(begin)

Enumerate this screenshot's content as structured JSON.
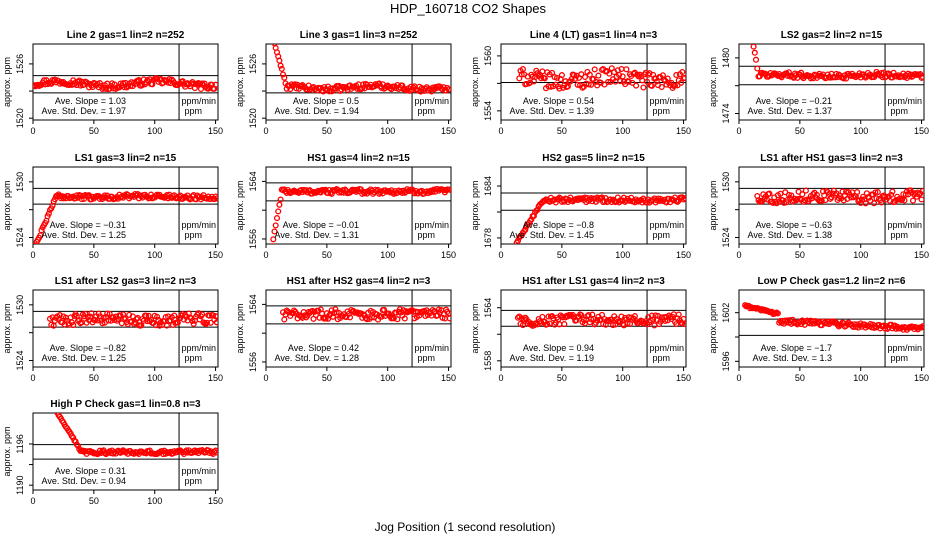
{
  "title": "HDP_160718  CO2 Shapes",
  "xlabel": "Jog Position (1 second resolution)",
  "ylabel": "approx. ppm",
  "slope_label": "Ave. Slope =",
  "slope_unit": "ppm/min",
  "std_label": "Ave. Std. Dev. =",
  "std_unit": "ppm",
  "colors": {
    "points": "#ff0000",
    "axes": "#000000"
  },
  "chart_data": [
    {
      "type": "scatter",
      "title": "Line 2 gas=1 lin=2 n=252",
      "xlim": [
        0,
        152
      ],
      "ylim": [
        1519.8,
        1528.2
      ],
      "xticks": [
        0,
        50,
        100,
        150
      ],
      "yticks": [
        1520,
        1523,
        1526
      ],
      "yticklabels": [
        "1520",
        "",
        "1526"
      ],
      "hlines": [
        1524.7,
        1522.8
      ],
      "vline": 120,
      "x_start": 1,
      "n_points": 150,
      "base": 1523.8,
      "trend": 0.45,
      "noise": 0.35,
      "init": null,
      "slope": "1.03",
      "std": "1.97"
    },
    {
      "type": "scatter",
      "title": "Line 3 gas=1 lin=3 n=252",
      "xlim": [
        0,
        152
      ],
      "ylim": [
        1519.8,
        1528.2
      ],
      "xticks": [
        0,
        50,
        100,
        150
      ],
      "yticks": [
        1520,
        1523,
        1526
      ],
      "yticklabels": [
        "1520",
        "",
        "1526"
      ],
      "hlines": [
        1524.7,
        1522.8
      ],
      "vline": 120,
      "x_start": 1,
      "n_points": 150,
      "base": 1523.4,
      "trend": 0.3,
      "noise": 0.3,
      "init": {
        "len": 16,
        "from": 1531,
        "to": 1523.4
      },
      "slope": "0.5",
      "std": "1.94"
    },
    {
      "type": "scatter",
      "title": "Line 4 (LT) gas=1 lin=4 n=3",
      "xlim": [
        0,
        152
      ],
      "ylim": [
        1553,
        1561.3
      ],
      "xticks": [
        0,
        50,
        100,
        150
      ],
      "yticks": [
        1554,
        1557,
        1560
      ],
      "yticklabels": [
        "1554",
        "",
        "1560"
      ],
      "hlines": [
        1559.2,
        1557.1
      ],
      "vline": 120,
      "x_start": 15,
      "n_points": 137,
      "base": 1557.5,
      "trend": 0.5,
      "noise": 0.9,
      "init": null,
      "slope": "0.54",
      "std": "1.39"
    },
    {
      "type": "scatter",
      "title": "LS2 gas=2 lin=2 n=15",
      "xlim": [
        0,
        152
      ],
      "ylim": [
        1473.3,
        1481.5
      ],
      "xticks": [
        0,
        50,
        100,
        150
      ],
      "yticks": [
        1474,
        1477,
        1480
      ],
      "yticklabels": [
        "1474",
        "",
        "1480"
      ],
      "hlines": [
        1479.1,
        1477.1
      ],
      "vline": 120,
      "x_start": 10,
      "n_points": 142,
      "base": 1478.1,
      "trend": -0.15,
      "noise": 0.3,
      "init": {
        "len": 6,
        "from": 1483,
        "to": 1478.1
      },
      "slope": "−0.21",
      "std": "1.37"
    },
    {
      "type": "scatter",
      "title": "LS1 gas=3 lin=2 n=15",
      "xlim": [
        0,
        152
      ],
      "ylim": [
        1523.3,
        1531.6
      ],
      "xticks": [
        0,
        50,
        100,
        150
      ],
      "yticks": [
        1524,
        1527,
        1530
      ],
      "yticklabels": [
        "1524",
        "",
        "1530"
      ],
      "hlines": [
        1529.3,
        1527.6
      ],
      "vline": 120,
      "x_start": 1,
      "n_points": 151,
      "base": 1528.4,
      "trend": -0.1,
      "noise": 0.25,
      "init": {
        "len": 18,
        "from": 1522.8,
        "to": 1528.4
      },
      "slope": "−0.31",
      "std": "1.25"
    },
    {
      "type": "scatter",
      "title": "HS1 gas=4 lin=2 n=15",
      "xlim": [
        0,
        152
      ],
      "ylim": [
        1555.3,
        1566
      ],
      "xticks": [
        0,
        50,
        100,
        150
      ],
      "yticks": [
        1556,
        1560,
        1564
      ],
      "yticklabels": [
        "1556",
        "",
        "1564"
      ],
      "hlines": [
        1563.8,
        1561.3
      ],
      "vline": 120,
      "x_start": 5,
      "n_points": 147,
      "base": 1562.6,
      "trend": 0,
      "noise": 0.35,
      "init": {
        "len": 8,
        "from": 1555,
        "to": 1562.6
      },
      "slope": "−0.01",
      "std": "1.31"
    },
    {
      "type": "scatter",
      "title": "HS2 gas=5 lin=2 n=15",
      "xlim": [
        0,
        152
      ],
      "ylim": [
        1677.3,
        1686.2
      ],
      "xticks": [
        0,
        50,
        100,
        150
      ],
      "yticks": [
        1678,
        1681,
        1684
      ],
      "yticklabels": [
        "1678",
        "",
        "1684"
      ],
      "hlines": [
        1683.2,
        1681.2
      ],
      "vline": 120,
      "x_start": 13,
      "n_points": 139,
      "base": 1682.4,
      "trend": -0.05,
      "noise": 0.3,
      "init": {
        "len": 22,
        "from": 1677.5,
        "to": 1682.4
      },
      "slope": "−0.8",
      "std": "1.45"
    },
    {
      "type": "scatter",
      "title": "LS1 after HS1 gas=3 lin=2 n=3",
      "xlim": [
        0,
        152
      ],
      "ylim": [
        1523.3,
        1531.6
      ],
      "xticks": [
        0,
        50,
        100,
        150
      ],
      "yticks": [
        1524,
        1527,
        1530
      ],
      "yticklabels": [
        "1524",
        "",
        "1530"
      ],
      "hlines": [
        1529.3,
        1527.6
      ],
      "vline": 120,
      "x_start": 15,
      "n_points": 137,
      "base": 1528.4,
      "trend": -0.2,
      "noise": 0.6,
      "init": null,
      "slope": "−0.63",
      "std": "1.38"
    },
    {
      "type": "scatter",
      "title": "LS1 after LS2 gas=3 lin=2 n=3",
      "xlim": [
        0,
        152
      ],
      "ylim": [
        1523.3,
        1531.6
      ],
      "xticks": [
        0,
        50,
        100,
        150
      ],
      "yticks": [
        1524,
        1527,
        1530
      ],
      "yticklabels": [
        "1524",
        "",
        "1530"
      ],
      "hlines": [
        1529.3,
        1527.6
      ],
      "vline": 120,
      "x_start": 14,
      "n_points": 138,
      "base": 1528.4,
      "trend": -0.2,
      "noise": 0.6,
      "init": null,
      "slope": "−0.82",
      "std": "1.25"
    },
    {
      "type": "scatter",
      "title": "HS1 after HS2 gas=4 lin=2 n=3",
      "xlim": [
        0,
        152
      ],
      "ylim": [
        1555.3,
        1566
      ],
      "xticks": [
        0,
        50,
        100,
        150
      ],
      "yticks": [
        1556,
        1560,
        1564
      ],
      "yticklabels": [
        "1556",
        "",
        "1564"
      ],
      "hlines": [
        1563.8,
        1561.3
      ],
      "vline": 120,
      "x_start": 14,
      "n_points": 138,
      "base": 1562.6,
      "trend": -0.1,
      "noise": 0.7,
      "init": null,
      "slope": "0.42",
      "std": "1.28"
    },
    {
      "type": "scatter",
      "title": "HS1 after LS1 gas=4 lin=2 n=3",
      "xlim": [
        0,
        152
      ],
      "ylim": [
        1557.3,
        1566
      ],
      "xticks": [
        0,
        50,
        100,
        150
      ],
      "yticks": [
        1558,
        1561,
        1564
      ],
      "yticklabels": [
        "1558",
        "",
        "1564"
      ],
      "hlines": [
        1563.7,
        1561.9
      ],
      "vline": 120,
      "x_start": 14,
      "n_points": 138,
      "base": 1562.6,
      "trend": 0.2,
      "noise": 0.6,
      "init": null,
      "slope": "0.94",
      "std": "1.19"
    },
    {
      "type": "scatter",
      "title": "Low P Check gas=1.2 lin=2 n=6",
      "xlim": [
        0,
        152
      ],
      "ylim": [
        1595.3,
        1604.8
      ],
      "xticks": [
        0,
        50,
        100,
        150
      ],
      "yticks": [
        1596,
        1599,
        1602
      ],
      "yticklabels": [
        "1596",
        "",
        "1602"
      ],
      "hlines": [
        1601.2,
        1599.2
      ],
      "vline": 120,
      "x_start": 5,
      "n_points": 147,
      "base": 1600.6,
      "trend": -1.1,
      "noise": 0.3,
      "init": {
        "len": 28,
        "from": 1602.8,
        "to": 1601.8
      },
      "slope": "−1.7",
      "std": "1.3"
    },
    {
      "type": "scatter",
      "title": "High P Check gas=1 lin=0.8 n=3",
      "xlim": [
        0,
        152
      ],
      "ylim": [
        1189.3,
        1200.5
      ],
      "xticks": [
        0,
        50,
        100,
        150
      ],
      "yticks": [
        1190,
        1193,
        1196
      ],
      "yticklabels": [
        "1190",
        "",
        "1196"
      ],
      "hlines": [
        1195.9,
        1193.8
      ],
      "vline": 120,
      "x_start": 20,
      "n_points": 132,
      "base": 1194.8,
      "trend": 0.05,
      "noise": 0.3,
      "init": {
        "len": 20,
        "from": 1200.5,
        "to": 1194.8
      },
      "slope": "0.31",
      "std": "0.94"
    }
  ]
}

(end)

### Job
Search the material above for "Check". Pull out each line where it shows up.

### Written reply
      "title": "Low P Check gas=1.2 lin=2 n=6",
      "title": "High P Check gas=1 lin=0.8 n=3",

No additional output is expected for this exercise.